Problem statement | Count how many lines mention the word "paper". Write that number alone.

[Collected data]
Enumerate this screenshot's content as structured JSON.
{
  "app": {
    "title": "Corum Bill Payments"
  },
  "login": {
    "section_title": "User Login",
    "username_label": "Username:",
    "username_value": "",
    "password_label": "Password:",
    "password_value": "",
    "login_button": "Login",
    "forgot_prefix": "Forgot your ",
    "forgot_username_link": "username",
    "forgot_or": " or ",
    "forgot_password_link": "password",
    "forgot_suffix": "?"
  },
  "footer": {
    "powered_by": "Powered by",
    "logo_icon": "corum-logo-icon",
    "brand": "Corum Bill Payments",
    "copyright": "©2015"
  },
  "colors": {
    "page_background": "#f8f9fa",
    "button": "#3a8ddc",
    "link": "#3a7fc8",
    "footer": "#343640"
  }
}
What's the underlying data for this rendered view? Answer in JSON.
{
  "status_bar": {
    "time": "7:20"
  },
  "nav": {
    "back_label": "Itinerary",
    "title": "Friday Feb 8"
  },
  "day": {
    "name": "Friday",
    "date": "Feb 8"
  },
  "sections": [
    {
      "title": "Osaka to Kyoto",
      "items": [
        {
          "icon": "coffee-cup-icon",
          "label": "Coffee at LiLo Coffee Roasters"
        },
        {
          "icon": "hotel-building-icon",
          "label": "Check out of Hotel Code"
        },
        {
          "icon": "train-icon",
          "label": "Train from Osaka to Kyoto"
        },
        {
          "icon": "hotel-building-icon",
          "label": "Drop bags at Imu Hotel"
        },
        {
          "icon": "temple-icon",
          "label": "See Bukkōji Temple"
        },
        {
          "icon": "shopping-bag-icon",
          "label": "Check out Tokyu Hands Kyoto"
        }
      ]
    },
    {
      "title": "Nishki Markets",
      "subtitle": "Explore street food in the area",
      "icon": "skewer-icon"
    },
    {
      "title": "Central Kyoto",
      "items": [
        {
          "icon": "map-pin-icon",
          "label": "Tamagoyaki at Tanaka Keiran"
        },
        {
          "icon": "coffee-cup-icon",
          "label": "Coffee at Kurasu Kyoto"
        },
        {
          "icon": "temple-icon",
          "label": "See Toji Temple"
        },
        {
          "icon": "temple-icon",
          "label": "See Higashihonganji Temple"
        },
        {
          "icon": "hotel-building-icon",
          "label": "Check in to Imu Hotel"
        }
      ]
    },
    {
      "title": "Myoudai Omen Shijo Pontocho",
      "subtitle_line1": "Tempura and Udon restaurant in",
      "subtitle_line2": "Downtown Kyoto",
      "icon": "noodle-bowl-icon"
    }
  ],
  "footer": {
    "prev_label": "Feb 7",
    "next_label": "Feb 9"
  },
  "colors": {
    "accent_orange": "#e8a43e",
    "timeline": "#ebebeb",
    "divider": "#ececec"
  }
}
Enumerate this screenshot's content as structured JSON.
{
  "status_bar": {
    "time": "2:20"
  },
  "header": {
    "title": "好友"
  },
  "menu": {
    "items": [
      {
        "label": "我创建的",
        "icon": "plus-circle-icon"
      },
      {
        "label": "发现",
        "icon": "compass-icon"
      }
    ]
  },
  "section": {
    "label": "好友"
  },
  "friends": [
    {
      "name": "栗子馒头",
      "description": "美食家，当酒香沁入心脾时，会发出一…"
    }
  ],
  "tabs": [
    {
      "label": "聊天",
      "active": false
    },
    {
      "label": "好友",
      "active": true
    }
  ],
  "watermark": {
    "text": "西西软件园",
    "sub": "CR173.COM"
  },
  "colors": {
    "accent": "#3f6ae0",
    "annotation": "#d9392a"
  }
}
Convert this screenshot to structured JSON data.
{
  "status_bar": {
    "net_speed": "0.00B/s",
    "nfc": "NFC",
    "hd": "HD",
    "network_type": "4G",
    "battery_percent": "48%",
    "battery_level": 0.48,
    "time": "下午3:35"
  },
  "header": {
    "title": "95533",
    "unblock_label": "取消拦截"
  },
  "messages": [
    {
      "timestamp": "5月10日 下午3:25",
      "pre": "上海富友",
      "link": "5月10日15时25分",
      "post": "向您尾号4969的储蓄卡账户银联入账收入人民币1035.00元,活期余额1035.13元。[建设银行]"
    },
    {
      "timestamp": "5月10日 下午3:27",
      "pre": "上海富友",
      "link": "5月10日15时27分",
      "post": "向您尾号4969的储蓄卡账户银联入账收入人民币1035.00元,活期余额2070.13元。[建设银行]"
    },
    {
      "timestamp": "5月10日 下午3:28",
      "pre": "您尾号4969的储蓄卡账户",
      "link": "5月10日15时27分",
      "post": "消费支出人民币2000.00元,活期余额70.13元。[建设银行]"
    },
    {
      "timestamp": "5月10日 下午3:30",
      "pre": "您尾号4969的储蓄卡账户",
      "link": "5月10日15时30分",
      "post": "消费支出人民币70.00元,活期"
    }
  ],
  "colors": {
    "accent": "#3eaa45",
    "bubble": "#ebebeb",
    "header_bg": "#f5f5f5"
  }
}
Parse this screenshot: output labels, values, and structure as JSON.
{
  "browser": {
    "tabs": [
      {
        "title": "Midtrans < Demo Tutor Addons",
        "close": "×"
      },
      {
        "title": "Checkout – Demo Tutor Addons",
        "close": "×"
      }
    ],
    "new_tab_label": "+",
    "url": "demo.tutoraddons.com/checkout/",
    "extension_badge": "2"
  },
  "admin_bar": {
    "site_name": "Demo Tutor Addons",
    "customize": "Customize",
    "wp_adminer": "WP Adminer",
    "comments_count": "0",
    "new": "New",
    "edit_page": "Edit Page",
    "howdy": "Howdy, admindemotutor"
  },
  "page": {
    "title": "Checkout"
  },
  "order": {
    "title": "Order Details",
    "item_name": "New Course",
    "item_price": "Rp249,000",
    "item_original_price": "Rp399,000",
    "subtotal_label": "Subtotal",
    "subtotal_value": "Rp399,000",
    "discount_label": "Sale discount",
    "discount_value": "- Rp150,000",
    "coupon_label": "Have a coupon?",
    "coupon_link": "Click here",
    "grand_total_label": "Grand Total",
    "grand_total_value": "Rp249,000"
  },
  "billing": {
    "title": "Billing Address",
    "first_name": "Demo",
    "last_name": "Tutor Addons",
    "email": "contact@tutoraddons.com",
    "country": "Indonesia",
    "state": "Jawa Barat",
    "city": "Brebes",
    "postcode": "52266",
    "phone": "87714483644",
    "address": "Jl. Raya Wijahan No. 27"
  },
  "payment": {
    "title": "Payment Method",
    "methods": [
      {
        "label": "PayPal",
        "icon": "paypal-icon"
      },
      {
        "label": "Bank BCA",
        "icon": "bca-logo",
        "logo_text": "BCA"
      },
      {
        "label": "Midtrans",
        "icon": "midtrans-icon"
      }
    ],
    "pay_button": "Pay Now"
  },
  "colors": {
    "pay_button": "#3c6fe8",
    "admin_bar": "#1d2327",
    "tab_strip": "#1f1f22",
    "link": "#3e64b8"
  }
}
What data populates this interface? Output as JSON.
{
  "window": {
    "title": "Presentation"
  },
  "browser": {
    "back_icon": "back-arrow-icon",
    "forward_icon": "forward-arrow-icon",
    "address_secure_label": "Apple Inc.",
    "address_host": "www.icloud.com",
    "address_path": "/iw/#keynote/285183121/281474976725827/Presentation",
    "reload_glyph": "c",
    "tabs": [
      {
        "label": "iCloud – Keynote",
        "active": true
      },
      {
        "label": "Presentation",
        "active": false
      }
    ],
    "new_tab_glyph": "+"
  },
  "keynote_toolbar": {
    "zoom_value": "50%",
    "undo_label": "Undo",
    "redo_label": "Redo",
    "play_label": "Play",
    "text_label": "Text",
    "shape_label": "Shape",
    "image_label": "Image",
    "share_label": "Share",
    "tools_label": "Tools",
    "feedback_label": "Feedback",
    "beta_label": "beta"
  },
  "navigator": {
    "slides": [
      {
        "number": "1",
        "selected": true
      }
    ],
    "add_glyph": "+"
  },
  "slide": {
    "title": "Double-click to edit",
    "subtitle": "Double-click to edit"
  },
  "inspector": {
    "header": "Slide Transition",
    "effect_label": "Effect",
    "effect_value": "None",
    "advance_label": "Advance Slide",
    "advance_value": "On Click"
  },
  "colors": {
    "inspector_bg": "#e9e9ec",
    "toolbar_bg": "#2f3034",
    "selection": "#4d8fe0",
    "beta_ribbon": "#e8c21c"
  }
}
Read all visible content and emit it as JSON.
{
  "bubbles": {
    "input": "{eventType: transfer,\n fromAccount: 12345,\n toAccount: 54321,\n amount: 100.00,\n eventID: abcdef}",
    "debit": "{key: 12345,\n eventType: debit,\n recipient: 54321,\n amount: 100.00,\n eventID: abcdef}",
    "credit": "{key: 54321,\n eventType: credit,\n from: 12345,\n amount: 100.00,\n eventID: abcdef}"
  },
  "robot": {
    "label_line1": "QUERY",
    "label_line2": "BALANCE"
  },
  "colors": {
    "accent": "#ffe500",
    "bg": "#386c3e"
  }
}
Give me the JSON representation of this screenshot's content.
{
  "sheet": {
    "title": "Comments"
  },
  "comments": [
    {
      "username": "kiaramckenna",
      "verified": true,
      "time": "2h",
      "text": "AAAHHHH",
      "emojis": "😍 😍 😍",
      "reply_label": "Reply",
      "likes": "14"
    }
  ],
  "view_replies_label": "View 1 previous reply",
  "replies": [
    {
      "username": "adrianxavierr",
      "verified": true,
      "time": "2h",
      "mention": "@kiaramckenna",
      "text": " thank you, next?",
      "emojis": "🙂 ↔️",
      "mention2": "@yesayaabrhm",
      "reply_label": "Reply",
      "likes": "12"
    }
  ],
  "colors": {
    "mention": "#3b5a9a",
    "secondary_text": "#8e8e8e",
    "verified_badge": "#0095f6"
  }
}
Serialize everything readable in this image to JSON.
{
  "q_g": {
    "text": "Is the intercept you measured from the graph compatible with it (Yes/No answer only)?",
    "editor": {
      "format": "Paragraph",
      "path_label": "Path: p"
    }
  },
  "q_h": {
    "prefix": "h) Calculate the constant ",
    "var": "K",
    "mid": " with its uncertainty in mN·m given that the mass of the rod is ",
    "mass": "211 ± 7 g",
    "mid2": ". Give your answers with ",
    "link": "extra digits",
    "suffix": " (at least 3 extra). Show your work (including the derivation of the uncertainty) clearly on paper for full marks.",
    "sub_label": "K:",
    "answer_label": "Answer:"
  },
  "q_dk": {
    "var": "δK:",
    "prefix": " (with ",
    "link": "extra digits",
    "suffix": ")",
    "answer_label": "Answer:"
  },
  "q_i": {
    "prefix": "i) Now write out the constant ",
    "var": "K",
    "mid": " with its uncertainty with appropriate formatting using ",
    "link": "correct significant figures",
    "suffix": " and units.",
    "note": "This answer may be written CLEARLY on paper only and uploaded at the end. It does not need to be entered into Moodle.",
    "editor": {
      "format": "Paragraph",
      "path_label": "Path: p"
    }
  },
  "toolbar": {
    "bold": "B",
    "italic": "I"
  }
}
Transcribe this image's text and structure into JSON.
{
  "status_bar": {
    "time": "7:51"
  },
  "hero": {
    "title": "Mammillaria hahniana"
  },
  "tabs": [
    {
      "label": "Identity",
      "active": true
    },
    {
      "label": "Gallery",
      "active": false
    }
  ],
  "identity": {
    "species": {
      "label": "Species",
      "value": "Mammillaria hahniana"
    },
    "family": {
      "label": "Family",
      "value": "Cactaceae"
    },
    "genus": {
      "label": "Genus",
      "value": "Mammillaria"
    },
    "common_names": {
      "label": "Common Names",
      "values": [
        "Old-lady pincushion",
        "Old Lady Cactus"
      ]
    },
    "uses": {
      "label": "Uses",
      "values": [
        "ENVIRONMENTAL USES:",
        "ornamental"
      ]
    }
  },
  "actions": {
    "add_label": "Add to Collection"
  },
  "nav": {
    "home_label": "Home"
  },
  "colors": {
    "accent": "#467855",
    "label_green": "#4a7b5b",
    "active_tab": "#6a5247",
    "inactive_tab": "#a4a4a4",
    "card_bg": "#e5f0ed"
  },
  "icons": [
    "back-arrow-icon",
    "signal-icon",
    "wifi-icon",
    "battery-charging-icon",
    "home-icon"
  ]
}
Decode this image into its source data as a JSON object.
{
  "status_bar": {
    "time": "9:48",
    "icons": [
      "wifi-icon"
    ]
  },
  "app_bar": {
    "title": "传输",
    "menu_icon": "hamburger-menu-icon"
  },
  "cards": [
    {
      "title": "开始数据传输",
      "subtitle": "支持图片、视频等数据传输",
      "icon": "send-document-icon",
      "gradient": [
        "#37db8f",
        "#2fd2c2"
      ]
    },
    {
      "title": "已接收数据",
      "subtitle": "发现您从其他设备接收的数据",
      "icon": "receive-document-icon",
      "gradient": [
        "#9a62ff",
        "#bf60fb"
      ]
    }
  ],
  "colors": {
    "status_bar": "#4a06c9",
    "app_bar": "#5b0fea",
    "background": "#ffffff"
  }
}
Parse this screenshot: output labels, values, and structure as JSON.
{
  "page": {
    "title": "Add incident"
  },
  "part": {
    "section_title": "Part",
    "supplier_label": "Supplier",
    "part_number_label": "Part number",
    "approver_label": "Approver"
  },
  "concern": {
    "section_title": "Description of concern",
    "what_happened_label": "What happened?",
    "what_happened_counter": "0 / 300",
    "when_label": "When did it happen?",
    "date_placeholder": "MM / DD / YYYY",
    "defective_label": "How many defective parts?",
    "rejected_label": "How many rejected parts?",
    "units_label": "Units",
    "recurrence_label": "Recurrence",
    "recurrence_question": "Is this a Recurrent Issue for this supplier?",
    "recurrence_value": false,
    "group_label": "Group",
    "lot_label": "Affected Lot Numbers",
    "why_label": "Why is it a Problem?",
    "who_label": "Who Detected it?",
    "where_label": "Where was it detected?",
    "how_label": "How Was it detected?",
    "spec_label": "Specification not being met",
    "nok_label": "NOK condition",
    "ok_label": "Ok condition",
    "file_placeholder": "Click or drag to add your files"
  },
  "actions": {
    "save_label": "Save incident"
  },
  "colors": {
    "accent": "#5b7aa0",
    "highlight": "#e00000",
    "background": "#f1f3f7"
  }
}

In response | 2